**WHAT THE TASK ASKS**
Give only the number of lines where "Loss" occurs.

++++++++

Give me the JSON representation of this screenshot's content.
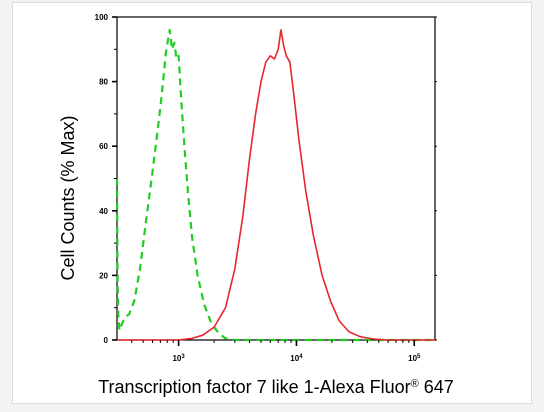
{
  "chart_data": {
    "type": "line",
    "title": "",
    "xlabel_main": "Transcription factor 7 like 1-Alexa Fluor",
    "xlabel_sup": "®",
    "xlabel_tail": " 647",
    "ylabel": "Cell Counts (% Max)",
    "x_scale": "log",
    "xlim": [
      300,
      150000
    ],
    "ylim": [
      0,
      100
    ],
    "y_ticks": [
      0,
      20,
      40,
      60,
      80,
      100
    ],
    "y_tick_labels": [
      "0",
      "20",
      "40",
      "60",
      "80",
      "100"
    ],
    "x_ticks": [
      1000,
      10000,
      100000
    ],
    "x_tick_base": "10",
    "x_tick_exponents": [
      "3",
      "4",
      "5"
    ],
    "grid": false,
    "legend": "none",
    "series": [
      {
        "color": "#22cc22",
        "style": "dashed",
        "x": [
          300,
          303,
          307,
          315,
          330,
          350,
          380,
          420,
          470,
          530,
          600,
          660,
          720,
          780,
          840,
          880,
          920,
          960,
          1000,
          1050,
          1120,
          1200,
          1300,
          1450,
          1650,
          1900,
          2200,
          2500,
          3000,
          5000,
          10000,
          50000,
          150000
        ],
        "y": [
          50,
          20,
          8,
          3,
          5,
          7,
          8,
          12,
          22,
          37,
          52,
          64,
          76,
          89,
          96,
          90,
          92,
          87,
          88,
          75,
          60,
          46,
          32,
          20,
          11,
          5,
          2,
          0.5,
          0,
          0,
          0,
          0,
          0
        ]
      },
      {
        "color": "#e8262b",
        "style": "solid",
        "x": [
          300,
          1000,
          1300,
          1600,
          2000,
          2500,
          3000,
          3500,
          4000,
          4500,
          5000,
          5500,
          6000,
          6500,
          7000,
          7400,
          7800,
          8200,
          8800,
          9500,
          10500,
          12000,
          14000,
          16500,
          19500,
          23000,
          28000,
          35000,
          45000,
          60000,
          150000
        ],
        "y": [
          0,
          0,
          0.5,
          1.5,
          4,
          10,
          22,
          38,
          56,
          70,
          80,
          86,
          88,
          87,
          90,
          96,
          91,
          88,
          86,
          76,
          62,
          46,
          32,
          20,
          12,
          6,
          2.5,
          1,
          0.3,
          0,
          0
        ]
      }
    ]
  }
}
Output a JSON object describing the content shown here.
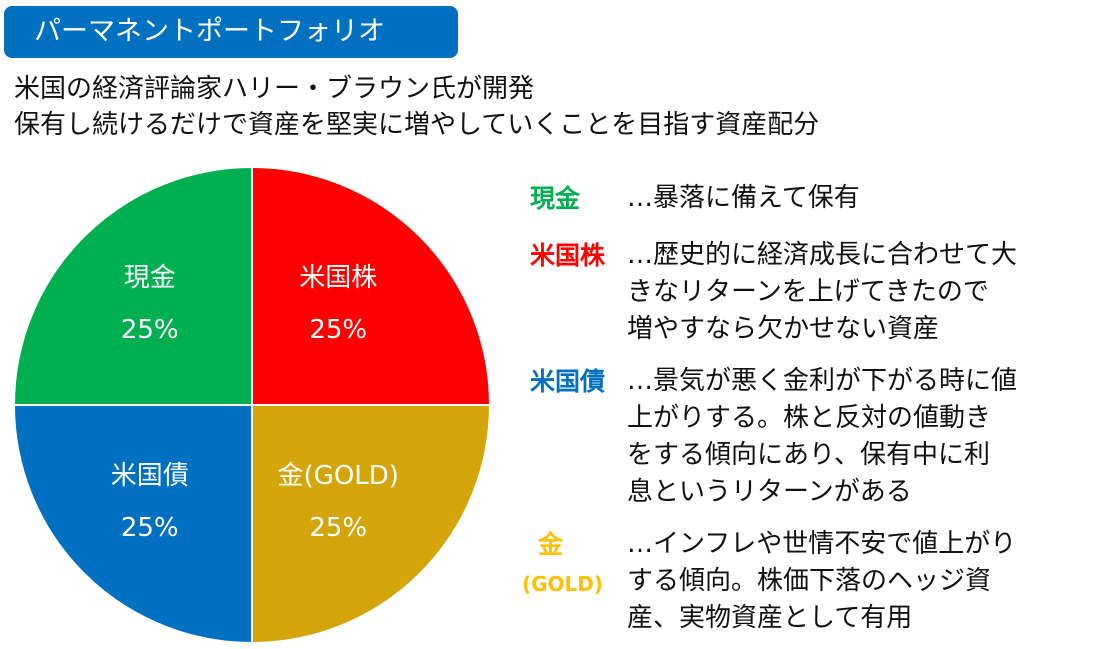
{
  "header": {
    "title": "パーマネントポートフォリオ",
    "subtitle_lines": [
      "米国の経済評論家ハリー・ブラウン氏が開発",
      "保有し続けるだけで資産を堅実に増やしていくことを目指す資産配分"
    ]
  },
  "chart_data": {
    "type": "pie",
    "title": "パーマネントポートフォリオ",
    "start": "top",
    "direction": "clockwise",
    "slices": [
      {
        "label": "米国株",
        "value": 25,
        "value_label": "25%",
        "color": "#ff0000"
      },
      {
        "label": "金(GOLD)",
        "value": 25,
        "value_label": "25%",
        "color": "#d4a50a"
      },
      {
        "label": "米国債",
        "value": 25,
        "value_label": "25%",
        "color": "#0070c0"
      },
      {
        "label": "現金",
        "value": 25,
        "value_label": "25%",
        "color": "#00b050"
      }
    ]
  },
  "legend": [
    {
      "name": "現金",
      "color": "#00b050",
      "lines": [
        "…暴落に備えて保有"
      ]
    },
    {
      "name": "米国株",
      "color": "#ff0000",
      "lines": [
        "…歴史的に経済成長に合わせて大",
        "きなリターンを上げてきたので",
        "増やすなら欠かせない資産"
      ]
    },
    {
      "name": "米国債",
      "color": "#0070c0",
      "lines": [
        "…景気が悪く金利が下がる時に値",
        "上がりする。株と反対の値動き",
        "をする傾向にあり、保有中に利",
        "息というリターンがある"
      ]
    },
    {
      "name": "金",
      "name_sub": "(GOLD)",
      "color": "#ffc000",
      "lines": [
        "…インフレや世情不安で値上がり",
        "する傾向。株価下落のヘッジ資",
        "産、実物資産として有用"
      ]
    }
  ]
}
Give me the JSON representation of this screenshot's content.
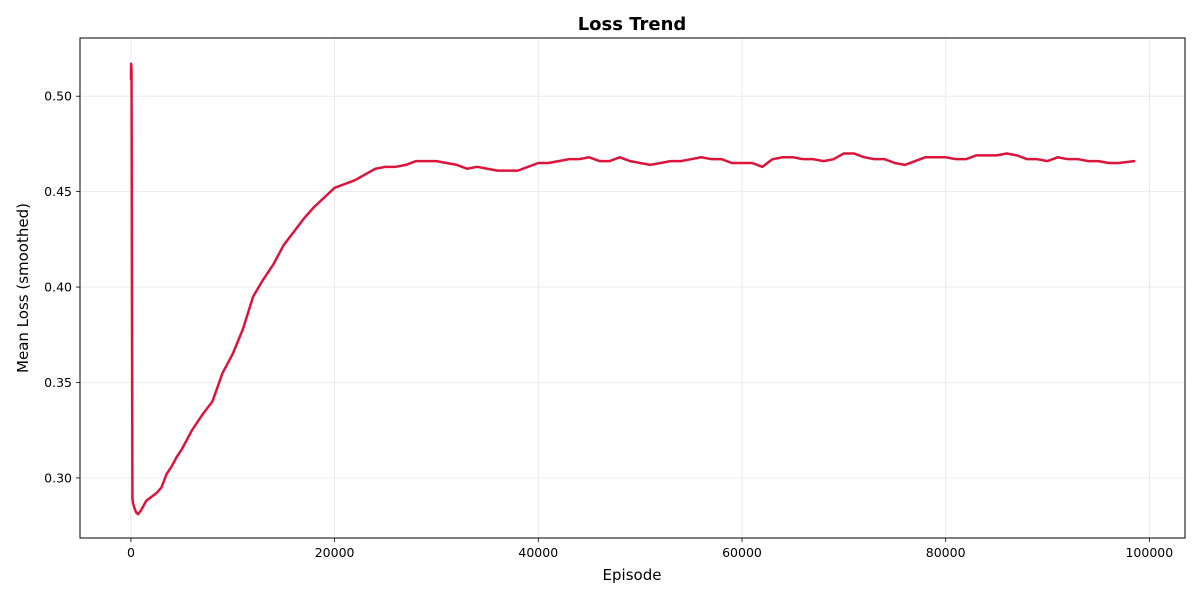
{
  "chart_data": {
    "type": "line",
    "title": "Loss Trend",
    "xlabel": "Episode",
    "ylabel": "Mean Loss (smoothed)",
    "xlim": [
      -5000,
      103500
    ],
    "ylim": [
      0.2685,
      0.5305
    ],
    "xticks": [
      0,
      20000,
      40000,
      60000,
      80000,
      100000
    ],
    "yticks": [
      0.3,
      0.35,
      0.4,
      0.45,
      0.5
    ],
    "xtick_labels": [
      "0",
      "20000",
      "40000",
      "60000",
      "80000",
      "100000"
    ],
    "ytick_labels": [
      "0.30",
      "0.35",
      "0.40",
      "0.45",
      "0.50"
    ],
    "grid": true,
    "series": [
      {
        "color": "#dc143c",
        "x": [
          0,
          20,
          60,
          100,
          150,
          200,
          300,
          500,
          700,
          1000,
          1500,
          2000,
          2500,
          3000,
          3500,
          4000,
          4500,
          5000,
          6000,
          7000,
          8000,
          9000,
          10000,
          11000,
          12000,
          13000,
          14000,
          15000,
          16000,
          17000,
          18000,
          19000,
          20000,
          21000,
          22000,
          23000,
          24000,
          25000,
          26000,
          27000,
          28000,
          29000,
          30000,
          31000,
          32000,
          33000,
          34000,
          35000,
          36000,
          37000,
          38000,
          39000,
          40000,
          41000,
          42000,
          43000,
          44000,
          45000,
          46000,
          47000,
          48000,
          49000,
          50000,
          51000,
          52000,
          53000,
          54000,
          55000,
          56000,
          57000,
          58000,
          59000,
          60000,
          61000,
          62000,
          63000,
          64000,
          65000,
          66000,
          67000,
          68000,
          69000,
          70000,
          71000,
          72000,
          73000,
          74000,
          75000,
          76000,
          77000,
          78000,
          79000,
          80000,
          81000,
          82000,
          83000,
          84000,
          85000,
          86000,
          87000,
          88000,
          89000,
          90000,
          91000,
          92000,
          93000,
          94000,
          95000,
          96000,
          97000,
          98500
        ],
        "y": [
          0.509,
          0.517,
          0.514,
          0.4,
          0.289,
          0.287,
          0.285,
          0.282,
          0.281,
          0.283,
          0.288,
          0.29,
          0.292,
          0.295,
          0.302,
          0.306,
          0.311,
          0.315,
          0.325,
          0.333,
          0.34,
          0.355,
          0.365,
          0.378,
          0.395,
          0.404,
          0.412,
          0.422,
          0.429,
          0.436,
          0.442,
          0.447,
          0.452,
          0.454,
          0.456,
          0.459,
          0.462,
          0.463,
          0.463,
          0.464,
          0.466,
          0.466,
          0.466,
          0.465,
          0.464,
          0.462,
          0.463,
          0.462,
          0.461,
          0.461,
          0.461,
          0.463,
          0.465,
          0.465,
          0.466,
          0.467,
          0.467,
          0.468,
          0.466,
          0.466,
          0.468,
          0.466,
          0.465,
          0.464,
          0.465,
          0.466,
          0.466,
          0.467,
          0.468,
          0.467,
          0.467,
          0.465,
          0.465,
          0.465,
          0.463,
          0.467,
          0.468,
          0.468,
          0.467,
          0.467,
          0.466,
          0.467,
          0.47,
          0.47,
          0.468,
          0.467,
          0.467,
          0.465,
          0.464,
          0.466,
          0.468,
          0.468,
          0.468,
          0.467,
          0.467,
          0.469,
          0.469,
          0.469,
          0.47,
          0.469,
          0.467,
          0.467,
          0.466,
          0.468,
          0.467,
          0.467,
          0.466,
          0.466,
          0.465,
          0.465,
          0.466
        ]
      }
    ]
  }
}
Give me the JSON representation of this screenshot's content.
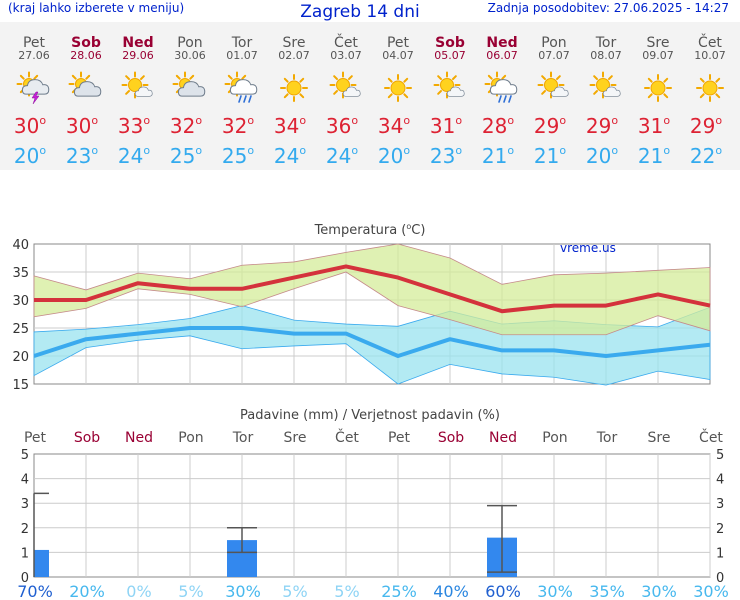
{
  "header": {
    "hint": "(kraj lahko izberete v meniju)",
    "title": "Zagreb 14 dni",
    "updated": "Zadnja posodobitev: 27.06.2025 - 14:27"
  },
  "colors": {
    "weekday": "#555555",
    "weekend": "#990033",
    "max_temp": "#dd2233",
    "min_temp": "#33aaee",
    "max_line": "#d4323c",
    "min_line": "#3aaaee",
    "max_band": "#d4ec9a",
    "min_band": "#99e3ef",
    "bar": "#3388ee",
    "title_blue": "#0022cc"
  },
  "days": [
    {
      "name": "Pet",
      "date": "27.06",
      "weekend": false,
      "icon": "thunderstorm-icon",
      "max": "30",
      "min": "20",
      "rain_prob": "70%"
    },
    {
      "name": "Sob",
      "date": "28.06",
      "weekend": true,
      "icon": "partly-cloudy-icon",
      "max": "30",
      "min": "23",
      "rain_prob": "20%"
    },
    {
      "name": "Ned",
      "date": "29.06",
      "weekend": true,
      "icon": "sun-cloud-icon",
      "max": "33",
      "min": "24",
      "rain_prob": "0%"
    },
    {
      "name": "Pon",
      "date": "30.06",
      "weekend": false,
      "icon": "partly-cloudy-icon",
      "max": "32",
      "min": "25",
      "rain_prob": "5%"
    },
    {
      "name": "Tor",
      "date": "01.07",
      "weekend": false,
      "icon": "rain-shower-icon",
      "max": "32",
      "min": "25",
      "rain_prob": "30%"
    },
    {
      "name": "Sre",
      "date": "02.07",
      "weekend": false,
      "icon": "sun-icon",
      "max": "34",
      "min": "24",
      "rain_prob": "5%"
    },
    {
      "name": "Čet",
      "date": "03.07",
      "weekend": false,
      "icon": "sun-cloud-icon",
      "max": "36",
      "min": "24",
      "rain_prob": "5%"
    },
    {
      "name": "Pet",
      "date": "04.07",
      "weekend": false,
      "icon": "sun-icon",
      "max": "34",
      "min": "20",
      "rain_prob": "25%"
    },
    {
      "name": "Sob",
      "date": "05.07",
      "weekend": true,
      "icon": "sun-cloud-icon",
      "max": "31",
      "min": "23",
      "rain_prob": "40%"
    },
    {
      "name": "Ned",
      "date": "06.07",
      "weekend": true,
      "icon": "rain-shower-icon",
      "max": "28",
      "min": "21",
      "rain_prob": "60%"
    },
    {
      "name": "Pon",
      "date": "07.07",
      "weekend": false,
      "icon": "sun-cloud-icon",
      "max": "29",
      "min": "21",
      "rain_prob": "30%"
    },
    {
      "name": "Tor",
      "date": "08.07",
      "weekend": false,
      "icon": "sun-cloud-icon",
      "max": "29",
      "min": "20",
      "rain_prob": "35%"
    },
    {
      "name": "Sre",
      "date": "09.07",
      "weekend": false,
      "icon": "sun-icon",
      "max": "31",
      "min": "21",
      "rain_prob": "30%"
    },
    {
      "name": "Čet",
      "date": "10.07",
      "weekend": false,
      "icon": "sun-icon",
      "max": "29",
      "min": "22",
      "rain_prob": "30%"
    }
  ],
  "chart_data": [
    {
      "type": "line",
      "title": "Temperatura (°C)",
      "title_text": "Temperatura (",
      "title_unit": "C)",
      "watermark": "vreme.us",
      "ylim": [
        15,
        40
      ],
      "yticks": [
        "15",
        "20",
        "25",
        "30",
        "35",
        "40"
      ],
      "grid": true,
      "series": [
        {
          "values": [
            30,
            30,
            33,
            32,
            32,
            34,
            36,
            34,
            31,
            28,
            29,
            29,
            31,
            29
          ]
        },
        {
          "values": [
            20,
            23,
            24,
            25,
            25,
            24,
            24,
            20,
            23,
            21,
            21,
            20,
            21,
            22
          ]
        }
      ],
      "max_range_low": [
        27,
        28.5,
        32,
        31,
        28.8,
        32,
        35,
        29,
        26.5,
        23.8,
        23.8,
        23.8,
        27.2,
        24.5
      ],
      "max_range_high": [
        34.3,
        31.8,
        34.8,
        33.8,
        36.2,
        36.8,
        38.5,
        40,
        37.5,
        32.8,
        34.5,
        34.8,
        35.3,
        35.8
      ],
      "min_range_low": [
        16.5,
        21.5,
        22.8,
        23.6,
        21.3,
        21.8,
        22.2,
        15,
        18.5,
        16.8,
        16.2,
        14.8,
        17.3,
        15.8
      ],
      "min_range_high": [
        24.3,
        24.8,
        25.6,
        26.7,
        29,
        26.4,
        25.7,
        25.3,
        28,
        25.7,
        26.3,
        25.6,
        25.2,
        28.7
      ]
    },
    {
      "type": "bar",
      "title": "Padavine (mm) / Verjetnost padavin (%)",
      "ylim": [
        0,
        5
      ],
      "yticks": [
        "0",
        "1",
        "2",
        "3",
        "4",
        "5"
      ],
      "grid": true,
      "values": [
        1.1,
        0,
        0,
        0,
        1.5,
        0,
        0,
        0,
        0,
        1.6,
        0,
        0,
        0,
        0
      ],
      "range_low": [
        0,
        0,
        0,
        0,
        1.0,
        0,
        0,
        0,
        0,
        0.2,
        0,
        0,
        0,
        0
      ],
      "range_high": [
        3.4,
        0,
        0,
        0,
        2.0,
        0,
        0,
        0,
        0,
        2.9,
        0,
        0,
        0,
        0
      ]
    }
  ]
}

++++++++

**RESULT OF THE TASK**
2